- [Provided records]:

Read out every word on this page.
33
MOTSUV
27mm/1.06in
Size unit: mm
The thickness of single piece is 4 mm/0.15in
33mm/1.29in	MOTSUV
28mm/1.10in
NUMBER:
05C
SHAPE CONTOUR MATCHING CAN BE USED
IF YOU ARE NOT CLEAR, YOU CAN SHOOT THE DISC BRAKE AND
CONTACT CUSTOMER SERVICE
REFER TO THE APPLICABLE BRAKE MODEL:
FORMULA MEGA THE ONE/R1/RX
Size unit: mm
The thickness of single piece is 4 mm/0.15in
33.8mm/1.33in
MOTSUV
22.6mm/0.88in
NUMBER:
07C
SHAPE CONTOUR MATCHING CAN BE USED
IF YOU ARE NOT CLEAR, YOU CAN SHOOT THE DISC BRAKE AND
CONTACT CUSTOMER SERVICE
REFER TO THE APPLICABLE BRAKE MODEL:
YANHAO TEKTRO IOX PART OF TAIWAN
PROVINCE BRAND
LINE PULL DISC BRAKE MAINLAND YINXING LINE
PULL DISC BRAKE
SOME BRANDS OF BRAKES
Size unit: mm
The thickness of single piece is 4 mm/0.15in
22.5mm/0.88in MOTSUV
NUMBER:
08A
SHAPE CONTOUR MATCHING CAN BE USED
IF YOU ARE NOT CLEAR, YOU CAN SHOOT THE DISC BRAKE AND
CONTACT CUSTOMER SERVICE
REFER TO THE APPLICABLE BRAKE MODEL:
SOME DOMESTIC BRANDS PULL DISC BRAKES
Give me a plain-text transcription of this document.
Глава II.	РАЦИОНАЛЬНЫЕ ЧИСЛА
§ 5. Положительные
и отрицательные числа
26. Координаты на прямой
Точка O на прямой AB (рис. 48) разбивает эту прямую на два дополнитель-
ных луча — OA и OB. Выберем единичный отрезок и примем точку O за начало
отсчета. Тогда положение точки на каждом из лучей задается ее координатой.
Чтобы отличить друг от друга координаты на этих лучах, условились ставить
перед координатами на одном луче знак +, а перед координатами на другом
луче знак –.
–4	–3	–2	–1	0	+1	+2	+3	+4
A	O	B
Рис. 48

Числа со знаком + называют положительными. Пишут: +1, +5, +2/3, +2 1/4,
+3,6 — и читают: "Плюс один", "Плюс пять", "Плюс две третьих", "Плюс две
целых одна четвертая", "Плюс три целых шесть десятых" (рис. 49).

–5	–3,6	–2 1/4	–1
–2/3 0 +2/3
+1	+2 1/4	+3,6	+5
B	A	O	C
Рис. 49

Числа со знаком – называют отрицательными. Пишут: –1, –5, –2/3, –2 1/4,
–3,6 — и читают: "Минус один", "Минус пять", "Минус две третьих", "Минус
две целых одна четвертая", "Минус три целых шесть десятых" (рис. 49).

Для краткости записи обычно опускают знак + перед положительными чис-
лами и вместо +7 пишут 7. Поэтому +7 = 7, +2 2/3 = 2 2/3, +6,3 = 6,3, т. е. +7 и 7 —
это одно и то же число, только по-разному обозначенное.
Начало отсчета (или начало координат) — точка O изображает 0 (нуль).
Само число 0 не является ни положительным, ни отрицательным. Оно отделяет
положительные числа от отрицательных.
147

- [Problem to solve]: Repeat all of the records above exactly as written.

- [Full output]:
Read out every word on this page.
33
MOTSUV
27mm/1.06in
Size unit: mm
The thickness of single piece is 4 mm/0.15in
33mm/1.29in	MOTSUV
28mm/1.10in
NUMBER:
05C
SHAPE CONTOUR MATCHING CAN BE USED
IF YOU ARE NOT CLEAR, YOU CAN SHOOT THE DISC BRAKE AND
CONTACT CUSTOMER SERVICE
REFER TO THE APPLICABLE BRAKE MODEL:
FORMULA MEGA THE ONE/R1/RX
Size unit: mm
The thickness of single piece is 4 mm/0.15in
33.8mm/1.33in
MOTSUV
22.6mm/0.88in
NUMBER:
07C
SHAPE CONTOUR MATCHING CAN BE USED
IF YOU ARE NOT CLEAR, YOU CAN SHOOT THE DISC BRAKE AND
CONTACT CUSTOMER SERVICE
REFER TO THE APPLICABLE BRAKE MODEL:
YANHAO TEKTRO IOX PART OF TAIWAN
PROVINCE BRAND
LINE PULL DISC BRAKE MAINLAND YINXING LINE
PULL DISC BRAKE
SOME BRANDS OF BRAKES
Size unit: mm
The thickness of single piece is 4 mm/0.15in
22.5mm/0.88in MOTSUV
NUMBER:
08A
SHAPE CONTOUR MATCHING CAN BE USED
IF YOU ARE NOT CLEAR, YOU CAN SHOOT THE DISC BRAKE AND
CONTACT CUSTOMER SERVICE
REFER TO THE APPLICABLE BRAKE MODEL:
SOME DOMESTIC BRANDS PULL DISC BRAKES
Give me a plain-text transcription of this document.
Глава II.	РАЦИОНАЛЬНЫЕ ЧИСЛА
§ 5. Положительные
и отрицательные числа
26. Координаты на прямой
Точка O на прямой AB (рис. 48) разбивает эту прямую на два дополнитель-
ных луча — OA и OB. Выберем единичный отрезок и примем точку O за начало
отсчета. Тогда положение точки на каждом из лучей задается ее координатой.
Чтобы отличить друг от друга координаты на этих лучах, условились ставить
перед координатами на одном луче знак +, а перед координатами на другом
луче знак –.
–4	–3	–2	–1	0	+1	+2	+3	+4
A	O	B
Рис. 48

Числа со знаком + называют положительными. Пишут: +1, +5, +2/3, +2 1/4,
+3,6 — и читают: "Плюс один", "Плюс пять", "Плюс две третьих", "Плюс две
целых одна четвертая", "Плюс три целых шесть десятых" (рис. 49).

–5	–3,6	–2 1/4	–1
–2/3 0 +2/3
+1	+2 1/4	+3,6	+5
B	A	O	C
Рис. 49

Числа со знаком – называют отрицательными. Пишут: –1, –5, –2/3, –2 1/4,
–3,6 — и читают: "Минус один", "Минус пять", "Минус две третьих", "Минус
две целых одна четвертая", "Минус три целых шесть десятых" (рис. 49).

Для краткости записи обычно опускают знак + перед положительными чис-
лами и вместо +7 пишут 7. Поэтому +7 = 7, +2 2/3 = 2 2/3, +6,3 = 6,3, т. е. +7 и 7 —
это одно и то же число, только по-разному обозначенное.
Начало отсчета (или начало координат) — точка O изображает 0 (нуль).
Само число 0 не является ни положительным, ни отрицательным. Оно отделяет
положительные числа от отрицательных.
147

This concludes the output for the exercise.